#### SHORT TASK:
Quote precisely the final stretch of the listing: start at the line containing "OCR this image." and stop after the last line.

[Saved data entries]
......
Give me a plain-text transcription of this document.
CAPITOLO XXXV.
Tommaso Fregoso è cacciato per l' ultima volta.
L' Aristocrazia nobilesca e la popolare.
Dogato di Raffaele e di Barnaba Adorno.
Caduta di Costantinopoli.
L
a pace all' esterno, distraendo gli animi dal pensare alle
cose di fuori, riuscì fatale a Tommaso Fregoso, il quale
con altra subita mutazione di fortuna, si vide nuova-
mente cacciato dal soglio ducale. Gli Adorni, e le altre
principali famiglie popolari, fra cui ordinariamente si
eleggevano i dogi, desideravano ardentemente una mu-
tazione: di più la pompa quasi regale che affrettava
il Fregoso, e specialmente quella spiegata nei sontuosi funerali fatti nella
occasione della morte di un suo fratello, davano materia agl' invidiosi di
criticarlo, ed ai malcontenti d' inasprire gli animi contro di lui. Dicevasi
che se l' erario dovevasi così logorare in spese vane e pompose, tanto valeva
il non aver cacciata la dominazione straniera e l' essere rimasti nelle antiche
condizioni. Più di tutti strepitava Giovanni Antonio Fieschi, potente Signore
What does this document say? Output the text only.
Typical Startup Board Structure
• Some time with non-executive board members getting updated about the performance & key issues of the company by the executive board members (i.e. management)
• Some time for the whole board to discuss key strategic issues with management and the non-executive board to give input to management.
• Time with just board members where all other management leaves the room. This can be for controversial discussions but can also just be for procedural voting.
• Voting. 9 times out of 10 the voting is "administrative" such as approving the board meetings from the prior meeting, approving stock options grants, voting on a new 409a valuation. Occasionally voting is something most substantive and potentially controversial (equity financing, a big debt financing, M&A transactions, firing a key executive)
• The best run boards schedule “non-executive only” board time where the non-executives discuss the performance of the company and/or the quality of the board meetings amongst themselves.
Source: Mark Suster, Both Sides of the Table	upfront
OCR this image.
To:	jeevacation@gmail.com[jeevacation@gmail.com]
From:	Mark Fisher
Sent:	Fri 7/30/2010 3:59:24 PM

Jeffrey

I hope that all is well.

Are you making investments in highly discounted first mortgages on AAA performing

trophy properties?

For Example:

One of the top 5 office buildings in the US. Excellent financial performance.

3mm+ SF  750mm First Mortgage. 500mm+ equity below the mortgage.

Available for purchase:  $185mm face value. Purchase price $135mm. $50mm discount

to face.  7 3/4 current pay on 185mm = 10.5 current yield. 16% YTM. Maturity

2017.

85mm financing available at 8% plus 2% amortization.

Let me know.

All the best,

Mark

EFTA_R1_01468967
......
#### ANSWER FOR THIS EXERCISE:
OCR this image.
To:	jeevacation@gmail.com[jeevacation@gmail.com]
From:	Mark Fisher
Sent:	Fri 7/30/2010 3:59:24 PM

Jeffrey

I hope that all is well.

Are you making investments in highly discounted first mortgages on AAA performing

trophy properties?

For Example:

One of the top 5 office buildings in the US. Excellent financial performance.

3mm+ SF  750mm First Mortgage. 500mm+ equity below the mortgage.

Available for purchase:  $185mm face value. Purchase price $135mm. $50mm discount

to face.  7 3/4 current pay on 185mm = 10.5 current yield. 16% YTM. Maturity

2017.

85mm financing available at 8% plus 2% amortization.

Let me know.

All the best,

Mark

EFTA_R1_01468967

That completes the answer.